## Work to do
Where a line holds "USDCHF", copy it.

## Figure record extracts

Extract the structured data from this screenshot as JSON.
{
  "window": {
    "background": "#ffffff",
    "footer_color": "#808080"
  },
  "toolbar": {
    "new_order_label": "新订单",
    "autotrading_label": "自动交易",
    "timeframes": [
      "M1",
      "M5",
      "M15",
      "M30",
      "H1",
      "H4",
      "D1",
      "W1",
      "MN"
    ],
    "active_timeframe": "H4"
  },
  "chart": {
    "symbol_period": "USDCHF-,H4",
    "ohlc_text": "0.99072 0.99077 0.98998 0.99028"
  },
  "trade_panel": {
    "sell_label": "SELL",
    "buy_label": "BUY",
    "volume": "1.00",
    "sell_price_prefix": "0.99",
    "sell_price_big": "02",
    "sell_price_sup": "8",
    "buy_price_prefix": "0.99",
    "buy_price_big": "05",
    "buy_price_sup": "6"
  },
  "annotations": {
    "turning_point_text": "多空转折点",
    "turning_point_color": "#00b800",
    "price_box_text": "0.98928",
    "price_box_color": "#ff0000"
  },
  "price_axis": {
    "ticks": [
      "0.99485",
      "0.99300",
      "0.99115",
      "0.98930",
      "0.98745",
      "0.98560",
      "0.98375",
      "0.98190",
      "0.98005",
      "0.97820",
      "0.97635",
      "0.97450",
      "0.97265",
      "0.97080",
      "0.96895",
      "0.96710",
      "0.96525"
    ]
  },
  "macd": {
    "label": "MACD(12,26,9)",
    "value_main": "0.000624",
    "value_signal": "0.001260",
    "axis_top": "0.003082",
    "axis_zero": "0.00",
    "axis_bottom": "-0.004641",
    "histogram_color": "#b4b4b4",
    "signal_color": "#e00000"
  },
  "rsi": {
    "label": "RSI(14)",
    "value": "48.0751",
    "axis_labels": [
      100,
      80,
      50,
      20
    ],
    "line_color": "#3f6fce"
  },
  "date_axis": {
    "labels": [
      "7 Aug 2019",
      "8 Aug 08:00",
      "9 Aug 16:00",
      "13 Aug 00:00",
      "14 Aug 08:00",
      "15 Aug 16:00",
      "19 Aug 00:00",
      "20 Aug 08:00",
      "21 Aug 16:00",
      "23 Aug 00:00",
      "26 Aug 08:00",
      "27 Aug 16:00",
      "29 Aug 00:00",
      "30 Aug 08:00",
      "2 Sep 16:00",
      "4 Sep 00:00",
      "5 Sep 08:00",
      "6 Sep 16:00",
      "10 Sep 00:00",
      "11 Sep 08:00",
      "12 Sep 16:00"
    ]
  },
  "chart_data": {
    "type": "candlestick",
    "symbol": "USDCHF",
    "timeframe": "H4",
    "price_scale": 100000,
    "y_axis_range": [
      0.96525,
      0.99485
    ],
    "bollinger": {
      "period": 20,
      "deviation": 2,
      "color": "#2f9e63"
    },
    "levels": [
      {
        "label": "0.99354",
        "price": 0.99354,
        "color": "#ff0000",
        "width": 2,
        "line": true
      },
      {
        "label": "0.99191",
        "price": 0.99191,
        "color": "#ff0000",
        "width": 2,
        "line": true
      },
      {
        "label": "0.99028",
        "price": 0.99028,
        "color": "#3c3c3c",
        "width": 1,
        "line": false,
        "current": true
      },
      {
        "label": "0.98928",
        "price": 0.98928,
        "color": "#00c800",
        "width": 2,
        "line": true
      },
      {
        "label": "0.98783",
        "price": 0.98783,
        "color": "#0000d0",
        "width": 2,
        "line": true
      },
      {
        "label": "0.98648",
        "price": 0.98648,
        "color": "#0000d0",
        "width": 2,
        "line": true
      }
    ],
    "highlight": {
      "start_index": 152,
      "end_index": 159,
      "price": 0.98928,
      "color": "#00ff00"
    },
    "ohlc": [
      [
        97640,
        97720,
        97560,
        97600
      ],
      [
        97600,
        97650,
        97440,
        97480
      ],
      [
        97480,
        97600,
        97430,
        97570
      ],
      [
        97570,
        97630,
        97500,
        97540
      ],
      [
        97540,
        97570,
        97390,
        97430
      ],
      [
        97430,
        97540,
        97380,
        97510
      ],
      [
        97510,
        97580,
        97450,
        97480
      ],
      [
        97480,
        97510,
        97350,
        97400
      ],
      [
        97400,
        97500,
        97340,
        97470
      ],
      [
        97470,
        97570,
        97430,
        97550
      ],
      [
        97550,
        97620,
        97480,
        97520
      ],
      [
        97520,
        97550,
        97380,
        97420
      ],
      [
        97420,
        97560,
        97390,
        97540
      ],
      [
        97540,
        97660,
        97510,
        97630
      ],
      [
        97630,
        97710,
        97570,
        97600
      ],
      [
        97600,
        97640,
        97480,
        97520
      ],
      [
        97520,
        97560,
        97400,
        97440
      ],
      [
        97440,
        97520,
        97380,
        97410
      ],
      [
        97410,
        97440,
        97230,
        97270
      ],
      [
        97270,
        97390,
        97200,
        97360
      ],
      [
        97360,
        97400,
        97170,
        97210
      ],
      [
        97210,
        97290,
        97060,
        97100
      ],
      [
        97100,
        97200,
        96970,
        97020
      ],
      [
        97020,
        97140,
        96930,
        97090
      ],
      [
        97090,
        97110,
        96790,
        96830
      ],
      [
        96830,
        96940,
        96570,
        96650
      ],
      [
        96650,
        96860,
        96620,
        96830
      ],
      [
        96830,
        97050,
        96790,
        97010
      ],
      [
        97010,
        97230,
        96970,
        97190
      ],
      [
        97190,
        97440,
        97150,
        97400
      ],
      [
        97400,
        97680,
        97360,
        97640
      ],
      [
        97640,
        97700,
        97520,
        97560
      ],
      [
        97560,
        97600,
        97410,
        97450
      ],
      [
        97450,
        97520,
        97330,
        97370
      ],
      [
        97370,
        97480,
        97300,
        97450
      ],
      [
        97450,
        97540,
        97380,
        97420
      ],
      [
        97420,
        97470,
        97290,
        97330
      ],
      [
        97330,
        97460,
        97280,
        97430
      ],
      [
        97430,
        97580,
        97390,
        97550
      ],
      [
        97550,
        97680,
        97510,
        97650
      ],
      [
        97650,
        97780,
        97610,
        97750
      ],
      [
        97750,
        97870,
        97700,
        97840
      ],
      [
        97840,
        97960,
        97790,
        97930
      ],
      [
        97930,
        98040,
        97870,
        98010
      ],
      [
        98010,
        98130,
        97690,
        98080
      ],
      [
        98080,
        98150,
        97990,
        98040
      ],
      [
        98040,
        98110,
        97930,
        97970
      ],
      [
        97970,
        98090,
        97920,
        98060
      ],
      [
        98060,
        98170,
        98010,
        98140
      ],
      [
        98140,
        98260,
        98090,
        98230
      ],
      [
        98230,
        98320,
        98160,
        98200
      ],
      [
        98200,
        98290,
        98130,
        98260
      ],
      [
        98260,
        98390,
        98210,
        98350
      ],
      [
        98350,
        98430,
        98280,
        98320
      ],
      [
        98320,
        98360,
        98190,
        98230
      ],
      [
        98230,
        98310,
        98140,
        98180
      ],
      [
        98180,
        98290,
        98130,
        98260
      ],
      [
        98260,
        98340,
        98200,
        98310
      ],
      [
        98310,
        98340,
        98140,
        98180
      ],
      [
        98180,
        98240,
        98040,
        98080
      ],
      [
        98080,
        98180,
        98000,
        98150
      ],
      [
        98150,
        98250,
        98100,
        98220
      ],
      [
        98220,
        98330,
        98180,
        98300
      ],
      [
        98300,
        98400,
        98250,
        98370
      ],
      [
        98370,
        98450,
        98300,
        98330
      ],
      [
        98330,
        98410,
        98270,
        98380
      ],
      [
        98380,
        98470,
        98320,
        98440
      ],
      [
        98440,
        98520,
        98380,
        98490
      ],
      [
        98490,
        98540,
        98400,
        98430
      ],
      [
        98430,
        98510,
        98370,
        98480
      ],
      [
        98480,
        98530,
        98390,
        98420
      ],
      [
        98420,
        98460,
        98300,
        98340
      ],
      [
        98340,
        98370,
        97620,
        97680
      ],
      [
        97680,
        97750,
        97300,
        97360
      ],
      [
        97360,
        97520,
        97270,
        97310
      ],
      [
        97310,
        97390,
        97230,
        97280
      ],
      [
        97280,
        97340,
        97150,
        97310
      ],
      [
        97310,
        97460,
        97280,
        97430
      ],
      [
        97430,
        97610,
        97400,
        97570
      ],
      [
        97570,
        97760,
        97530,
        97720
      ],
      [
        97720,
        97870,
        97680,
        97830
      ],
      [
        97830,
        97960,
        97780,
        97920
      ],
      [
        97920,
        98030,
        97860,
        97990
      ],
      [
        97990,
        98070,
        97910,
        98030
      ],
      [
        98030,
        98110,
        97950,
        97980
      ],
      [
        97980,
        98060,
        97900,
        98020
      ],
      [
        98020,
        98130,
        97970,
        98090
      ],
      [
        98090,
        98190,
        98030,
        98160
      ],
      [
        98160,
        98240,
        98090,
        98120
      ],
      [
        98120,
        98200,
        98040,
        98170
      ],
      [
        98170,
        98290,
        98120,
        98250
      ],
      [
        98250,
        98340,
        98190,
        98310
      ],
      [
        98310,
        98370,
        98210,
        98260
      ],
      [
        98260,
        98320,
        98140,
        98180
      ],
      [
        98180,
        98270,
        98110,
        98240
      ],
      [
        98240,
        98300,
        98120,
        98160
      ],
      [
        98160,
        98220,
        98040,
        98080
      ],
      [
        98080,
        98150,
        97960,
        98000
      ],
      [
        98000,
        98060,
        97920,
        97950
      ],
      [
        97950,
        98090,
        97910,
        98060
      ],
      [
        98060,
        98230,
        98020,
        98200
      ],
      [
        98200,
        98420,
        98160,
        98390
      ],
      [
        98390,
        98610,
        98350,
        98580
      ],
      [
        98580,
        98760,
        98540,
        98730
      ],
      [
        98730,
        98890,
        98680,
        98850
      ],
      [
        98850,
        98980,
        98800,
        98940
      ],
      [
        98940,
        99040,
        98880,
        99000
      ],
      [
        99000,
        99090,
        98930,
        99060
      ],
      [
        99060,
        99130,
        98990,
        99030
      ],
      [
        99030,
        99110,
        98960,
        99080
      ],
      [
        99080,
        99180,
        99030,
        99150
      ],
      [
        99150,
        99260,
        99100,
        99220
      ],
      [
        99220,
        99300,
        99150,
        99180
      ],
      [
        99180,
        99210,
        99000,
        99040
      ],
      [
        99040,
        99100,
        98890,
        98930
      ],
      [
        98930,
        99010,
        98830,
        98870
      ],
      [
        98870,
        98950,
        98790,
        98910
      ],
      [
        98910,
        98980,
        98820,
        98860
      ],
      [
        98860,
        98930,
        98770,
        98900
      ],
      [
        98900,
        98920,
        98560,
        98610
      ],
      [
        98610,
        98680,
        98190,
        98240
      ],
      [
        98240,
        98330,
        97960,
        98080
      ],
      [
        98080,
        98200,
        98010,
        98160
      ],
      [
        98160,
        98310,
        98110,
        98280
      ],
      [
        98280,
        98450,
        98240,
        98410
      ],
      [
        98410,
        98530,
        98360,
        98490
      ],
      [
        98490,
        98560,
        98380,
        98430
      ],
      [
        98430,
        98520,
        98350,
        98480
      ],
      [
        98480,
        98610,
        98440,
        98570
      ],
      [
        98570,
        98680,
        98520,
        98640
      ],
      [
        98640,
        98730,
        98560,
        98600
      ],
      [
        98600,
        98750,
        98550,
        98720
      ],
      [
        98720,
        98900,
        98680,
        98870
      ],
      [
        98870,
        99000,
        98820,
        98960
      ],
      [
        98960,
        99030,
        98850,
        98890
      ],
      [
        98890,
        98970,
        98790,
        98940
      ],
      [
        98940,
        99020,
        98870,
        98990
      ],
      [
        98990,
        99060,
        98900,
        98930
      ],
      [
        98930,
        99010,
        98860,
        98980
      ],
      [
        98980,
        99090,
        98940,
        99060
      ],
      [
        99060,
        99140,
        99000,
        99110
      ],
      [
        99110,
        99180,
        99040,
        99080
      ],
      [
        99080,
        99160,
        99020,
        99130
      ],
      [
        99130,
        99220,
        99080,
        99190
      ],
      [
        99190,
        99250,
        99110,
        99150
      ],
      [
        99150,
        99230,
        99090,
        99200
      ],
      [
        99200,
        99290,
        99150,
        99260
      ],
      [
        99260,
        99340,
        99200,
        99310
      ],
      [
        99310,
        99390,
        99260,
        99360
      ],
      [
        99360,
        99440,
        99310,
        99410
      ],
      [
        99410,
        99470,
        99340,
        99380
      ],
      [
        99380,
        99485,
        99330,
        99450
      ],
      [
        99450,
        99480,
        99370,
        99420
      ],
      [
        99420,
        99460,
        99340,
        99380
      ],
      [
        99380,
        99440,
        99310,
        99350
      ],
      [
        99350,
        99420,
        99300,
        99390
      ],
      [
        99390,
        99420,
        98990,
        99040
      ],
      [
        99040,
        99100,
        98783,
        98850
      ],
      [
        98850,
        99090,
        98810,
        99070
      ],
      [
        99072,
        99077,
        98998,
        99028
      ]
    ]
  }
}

## Right answer
    "symbol_period": "USDCHF-,H4",
    "symbol": "USDCHF",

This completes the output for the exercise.